» **OBJECTIVE**
Write out the full set of records exactly. Any pictures in them do not belong in the copy.

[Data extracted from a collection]
━━━━

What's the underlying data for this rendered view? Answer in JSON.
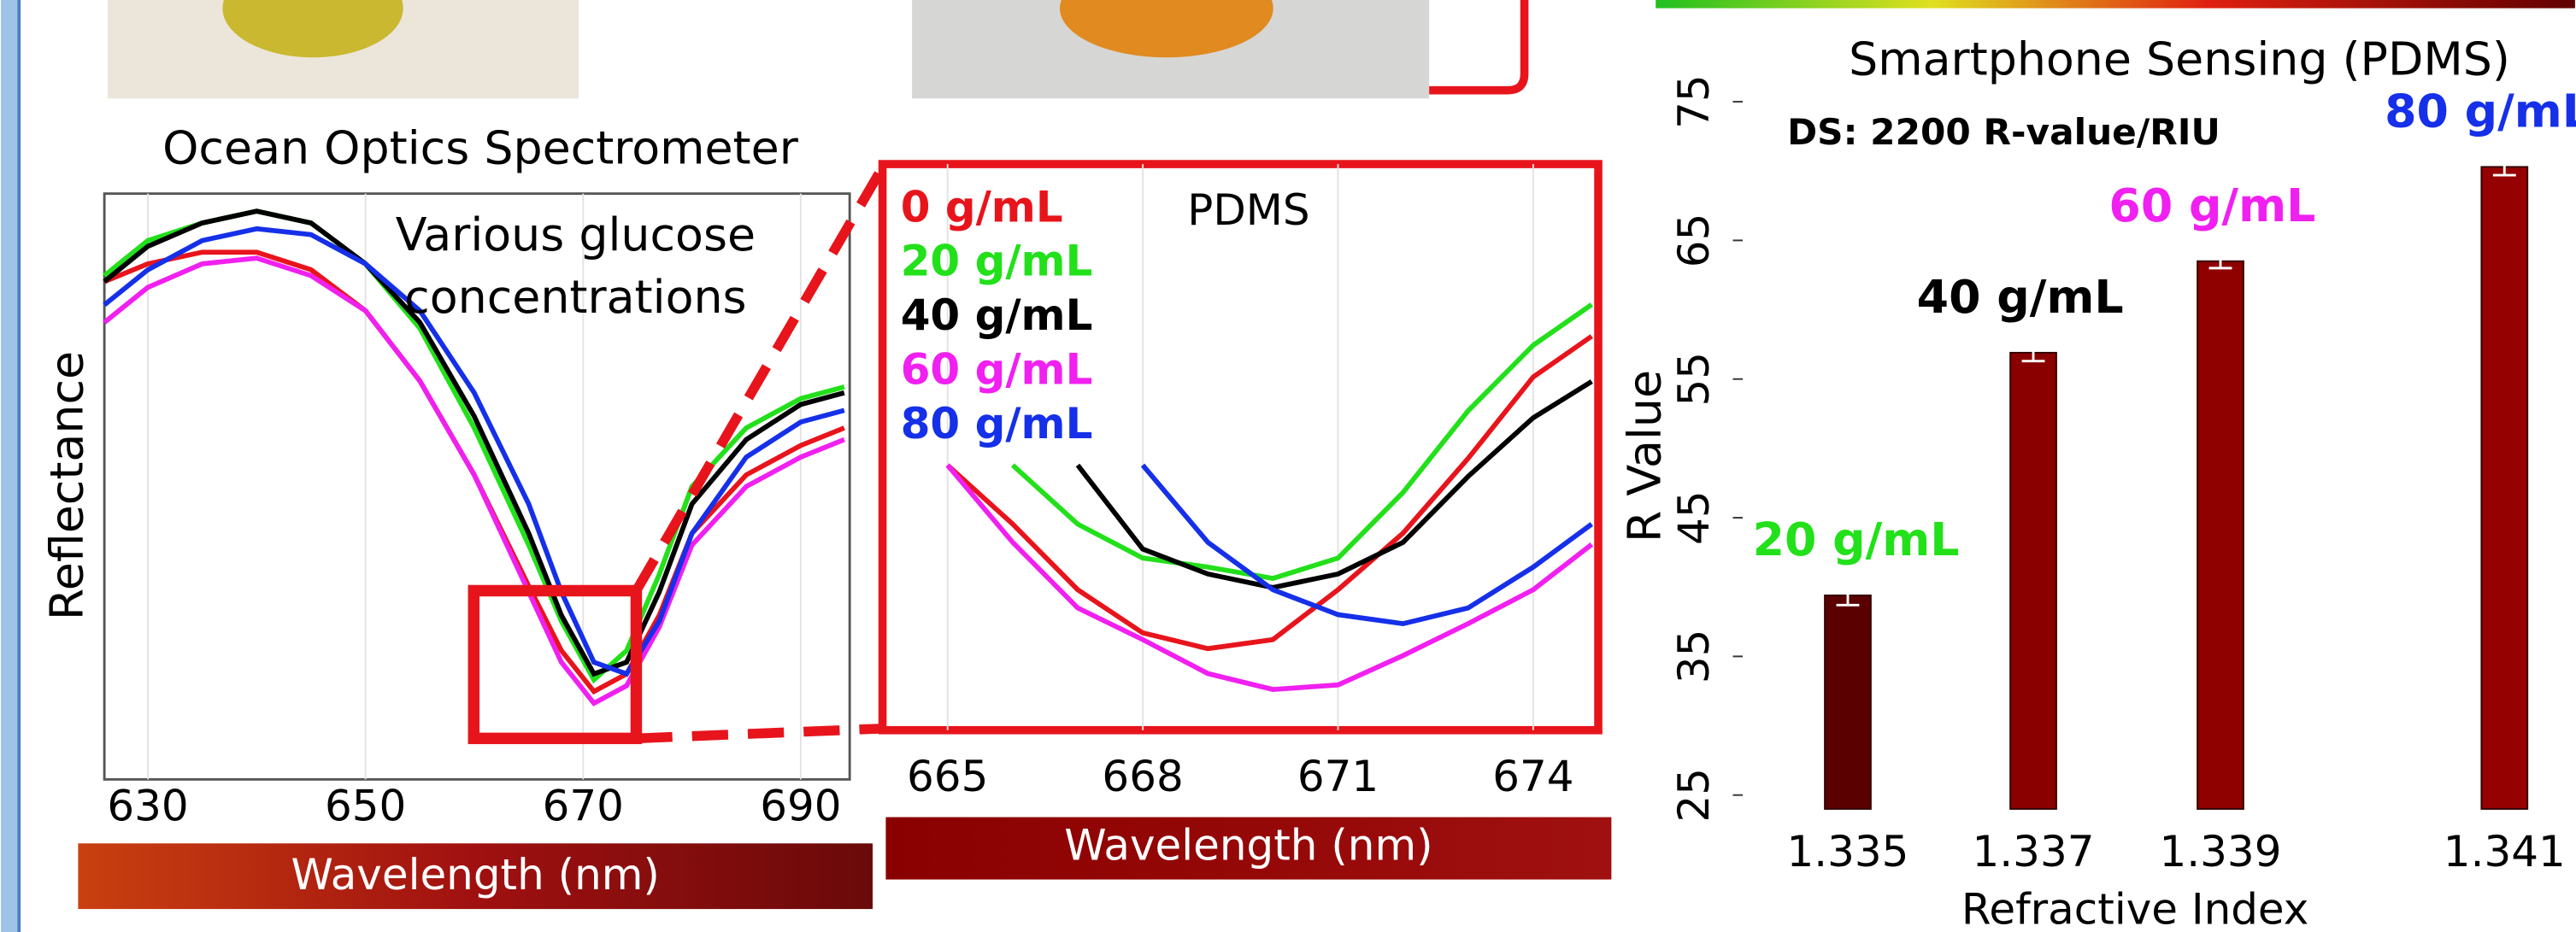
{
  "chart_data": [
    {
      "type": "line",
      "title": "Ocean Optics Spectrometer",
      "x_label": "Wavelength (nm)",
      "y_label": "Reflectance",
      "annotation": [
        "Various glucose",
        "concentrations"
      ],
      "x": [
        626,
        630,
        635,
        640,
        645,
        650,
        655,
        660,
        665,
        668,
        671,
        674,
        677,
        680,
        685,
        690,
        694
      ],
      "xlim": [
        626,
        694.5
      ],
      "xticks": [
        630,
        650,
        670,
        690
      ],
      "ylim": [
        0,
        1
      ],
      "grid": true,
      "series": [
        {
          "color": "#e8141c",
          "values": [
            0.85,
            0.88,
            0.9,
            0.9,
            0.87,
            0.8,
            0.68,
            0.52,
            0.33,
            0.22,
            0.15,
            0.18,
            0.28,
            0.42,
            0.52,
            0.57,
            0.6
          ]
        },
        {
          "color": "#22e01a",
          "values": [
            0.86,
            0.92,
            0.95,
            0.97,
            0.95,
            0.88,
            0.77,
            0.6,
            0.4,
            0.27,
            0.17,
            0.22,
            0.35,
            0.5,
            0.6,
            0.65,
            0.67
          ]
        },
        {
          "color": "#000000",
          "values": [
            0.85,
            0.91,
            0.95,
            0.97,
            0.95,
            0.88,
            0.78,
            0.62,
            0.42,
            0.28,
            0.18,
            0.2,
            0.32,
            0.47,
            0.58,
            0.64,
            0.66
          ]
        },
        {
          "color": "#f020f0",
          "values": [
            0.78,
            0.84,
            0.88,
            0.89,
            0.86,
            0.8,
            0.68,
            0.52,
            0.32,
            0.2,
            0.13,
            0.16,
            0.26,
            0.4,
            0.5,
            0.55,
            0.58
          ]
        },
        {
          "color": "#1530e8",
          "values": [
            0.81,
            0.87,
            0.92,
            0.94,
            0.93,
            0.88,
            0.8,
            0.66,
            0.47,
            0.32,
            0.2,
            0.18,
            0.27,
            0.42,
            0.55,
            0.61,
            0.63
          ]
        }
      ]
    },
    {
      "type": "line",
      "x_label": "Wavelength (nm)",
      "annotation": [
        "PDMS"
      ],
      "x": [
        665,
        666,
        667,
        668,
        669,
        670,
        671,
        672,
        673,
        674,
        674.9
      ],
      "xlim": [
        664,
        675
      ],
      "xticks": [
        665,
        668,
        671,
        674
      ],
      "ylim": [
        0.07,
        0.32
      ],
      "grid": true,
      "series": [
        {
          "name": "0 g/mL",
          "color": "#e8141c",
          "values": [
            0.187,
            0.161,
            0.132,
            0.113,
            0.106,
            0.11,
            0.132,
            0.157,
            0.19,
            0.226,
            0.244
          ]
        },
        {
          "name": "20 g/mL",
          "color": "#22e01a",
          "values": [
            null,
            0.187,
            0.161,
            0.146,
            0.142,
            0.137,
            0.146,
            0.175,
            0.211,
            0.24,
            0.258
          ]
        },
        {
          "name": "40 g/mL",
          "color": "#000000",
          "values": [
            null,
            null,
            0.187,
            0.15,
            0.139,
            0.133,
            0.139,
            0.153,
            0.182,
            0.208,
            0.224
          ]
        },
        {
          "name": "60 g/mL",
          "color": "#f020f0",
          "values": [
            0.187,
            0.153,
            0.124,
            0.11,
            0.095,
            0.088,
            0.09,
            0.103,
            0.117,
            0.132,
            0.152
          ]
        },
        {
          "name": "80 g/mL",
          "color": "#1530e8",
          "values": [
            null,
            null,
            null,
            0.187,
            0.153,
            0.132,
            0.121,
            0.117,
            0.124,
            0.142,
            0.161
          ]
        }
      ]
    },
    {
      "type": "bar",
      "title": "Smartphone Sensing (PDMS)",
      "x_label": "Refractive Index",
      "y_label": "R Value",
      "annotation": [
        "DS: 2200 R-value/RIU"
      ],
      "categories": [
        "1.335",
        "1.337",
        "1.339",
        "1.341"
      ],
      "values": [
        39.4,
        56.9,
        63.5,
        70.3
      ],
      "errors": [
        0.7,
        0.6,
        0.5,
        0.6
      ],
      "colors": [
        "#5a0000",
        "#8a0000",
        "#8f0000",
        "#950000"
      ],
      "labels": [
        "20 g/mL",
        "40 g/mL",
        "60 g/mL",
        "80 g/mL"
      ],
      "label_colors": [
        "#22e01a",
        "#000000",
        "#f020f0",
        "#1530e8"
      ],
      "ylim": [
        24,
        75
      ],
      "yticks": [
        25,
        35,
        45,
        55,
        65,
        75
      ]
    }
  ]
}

━━━━

» **ANSWER TO THE PROBLEM**
What's the underlying data for this rendered view? Answer in JSON.
{
  "chart_data": [
    {
      "type": "line",
      "title": "Ocean Optics Spectrometer",
      "x_label": "Wavelength (nm)",
      "y_label": "Reflectance",
      "annotation": [
        "Various glucose",
        "concentrations"
      ],
      "x": [
        626,
        630,
        635,
        640,
        645,
        650,
        655,
        660,
        665,
        668,
        671,
        674,
        677,
        680,
        685,
        690,
        694
      ],
      "xlim": [
        626,
        694.5
      ],
      "xticks": [
        630,
        650,
        670,
        690
      ],
      "ylim": [
        0,
        1
      ],
      "grid": true,
      "series": [
        {
          "color": "#e8141c",
          "values": [
            0.85,
            0.88,
            0.9,
            0.9,
            0.87,
            0.8,
            0.68,
            0.52,
            0.33,
            0.22,
            0.15,
            0.18,
            0.28,
            0.42,
            0.52,
            0.57,
            0.6
          ]
        },
        {
          "color": "#22e01a",
          "values": [
            0.86,
            0.92,
            0.95,
            0.97,
            0.95,
            0.88,
            0.77,
            0.6,
            0.4,
            0.27,
            0.17,
            0.22,
            0.35,
            0.5,
            0.6,
            0.65,
            0.67
          ]
        },
        {
          "color": "#000000",
          "values": [
            0.85,
            0.91,
            0.95,
            0.97,
            0.95,
            0.88,
            0.78,
            0.62,
            0.42,
            0.28,
            0.18,
            0.2,
            0.32,
            0.47,
            0.58,
            0.64,
            0.66
          ]
        },
        {
          "color": "#f020f0",
          "values": [
            0.78,
            0.84,
            0.88,
            0.89,
            0.86,
            0.8,
            0.68,
            0.52,
            0.32,
            0.2,
            0.13,
            0.16,
            0.26,
            0.4,
            0.5,
            0.55,
            0.58
          ]
        },
        {
          "color": "#1530e8",
          "values": [
            0.81,
            0.87,
            0.92,
            0.94,
            0.93,
            0.88,
            0.8,
            0.66,
            0.47,
            0.32,
            0.2,
            0.18,
            0.27,
            0.42,
            0.55,
            0.61,
            0.63
          ]
        }
      ]
    },
    {
      "type": "line",
      "x_label": "Wavelength (nm)",
      "annotation": [
        "PDMS"
      ],
      "x": [
        665,
        666,
        667,
        668,
        669,
        670,
        671,
        672,
        673,
        674,
        674.9
      ],
      "xlim": [
        664,
        675
      ],
      "xticks": [
        665,
        668,
        671,
        674
      ],
      "ylim": [
        0.07,
        0.32
      ],
      "grid": true,
      "series": [
        {
          "name": "0 g/mL",
          "color": "#e8141c",
          "values": [
            0.187,
            0.161,
            0.132,
            0.113,
            0.106,
            0.11,
            0.132,
            0.157,
            0.19,
            0.226,
            0.244
          ]
        },
        {
          "name": "20 g/mL",
          "color": "#22e01a",
          "values": [
            null,
            0.187,
            0.161,
            0.146,
            0.142,
            0.137,
            0.146,
            0.175,
            0.211,
            0.24,
            0.258
          ]
        },
        {
          "name": "40 g/mL",
          "color": "#000000",
          "values": [
            null,
            null,
            0.187,
            0.15,
            0.139,
            0.133,
            0.139,
            0.153,
            0.182,
            0.208,
            0.224
          ]
        },
        {
          "name": "60 g/mL",
          "color": "#f020f0",
          "values": [
            0.187,
            0.153,
            0.124,
            0.11,
            0.095,
            0.088,
            0.09,
            0.103,
            0.117,
            0.132,
            0.152
          ]
        },
        {
          "name": "80 g/mL",
          "color": "#1530e8",
          "values": [
            null,
            null,
            null,
            0.187,
            0.153,
            0.132,
            0.121,
            0.117,
            0.124,
            0.142,
            0.161
          ]
        }
      ]
    },
    {
      "type": "bar",
      "title": "Smartphone Sensing (PDMS)",
      "x_label": "Refractive Index",
      "y_label": "R Value",
      "annotation": [
        "DS: 2200 R-value/RIU"
      ],
      "categories": [
        "1.335",
        "1.337",
        "1.339",
        "1.341"
      ],
      "values": [
        39.4,
        56.9,
        63.5,
        70.3
      ],
      "errors": [
        0.7,
        0.6,
        0.5,
        0.6
      ],
      "colors": [
        "#5a0000",
        "#8a0000",
        "#8f0000",
        "#950000"
      ],
      "labels": [
        "20 g/mL",
        "40 g/mL",
        "60 g/mL",
        "80 g/mL"
      ],
      "label_colors": [
        "#22e01a",
        "#000000",
        "#f020f0",
        "#1530e8"
      ],
      "ylim": [
        24,
        75
      ],
      "yticks": [
        25,
        35,
        45,
        55,
        65,
        75
      ]
    }
  ]
}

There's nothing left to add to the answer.